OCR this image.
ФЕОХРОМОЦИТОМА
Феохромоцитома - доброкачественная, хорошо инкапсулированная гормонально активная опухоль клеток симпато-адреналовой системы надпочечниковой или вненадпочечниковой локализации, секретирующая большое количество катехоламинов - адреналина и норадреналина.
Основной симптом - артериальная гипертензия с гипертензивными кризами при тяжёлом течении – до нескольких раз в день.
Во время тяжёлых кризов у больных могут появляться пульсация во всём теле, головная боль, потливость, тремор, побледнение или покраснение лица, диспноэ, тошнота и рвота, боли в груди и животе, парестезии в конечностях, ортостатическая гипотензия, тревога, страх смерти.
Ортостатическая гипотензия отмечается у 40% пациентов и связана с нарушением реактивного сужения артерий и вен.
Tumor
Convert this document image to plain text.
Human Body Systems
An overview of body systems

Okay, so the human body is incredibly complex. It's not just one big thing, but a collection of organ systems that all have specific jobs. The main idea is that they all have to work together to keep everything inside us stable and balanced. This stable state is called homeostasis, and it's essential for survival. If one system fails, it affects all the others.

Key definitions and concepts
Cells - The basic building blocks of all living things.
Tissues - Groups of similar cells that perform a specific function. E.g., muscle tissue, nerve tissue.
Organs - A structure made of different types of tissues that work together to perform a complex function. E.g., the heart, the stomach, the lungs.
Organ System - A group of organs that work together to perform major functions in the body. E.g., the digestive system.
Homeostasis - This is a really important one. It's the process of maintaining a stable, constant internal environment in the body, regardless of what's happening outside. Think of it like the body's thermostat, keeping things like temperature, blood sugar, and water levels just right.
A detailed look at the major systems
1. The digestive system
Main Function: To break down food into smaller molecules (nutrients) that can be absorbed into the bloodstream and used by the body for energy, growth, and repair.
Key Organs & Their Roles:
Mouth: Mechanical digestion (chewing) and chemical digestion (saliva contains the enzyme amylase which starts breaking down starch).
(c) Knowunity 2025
------------------------------------------------------------------------
Go through the entries and copy each line holding the string "stable".

Okay, so the human body is incredibly complex. It's not just one big thing, but a collection of organ systems that all have specific jobs. The main idea is that they all have to work together to keep everything inside us stable and balanced. This stable state is called homeostasis, and it's essential for survival. If one system fails, it affects all the others.
Homeostasis - This is a really important one. It's the process of maintaining a stable, constant internal environment in the body, regardless of what's happening outside. Think of it like the body's thermostat, keeping things like temperature, blood sugar, and water levels just right.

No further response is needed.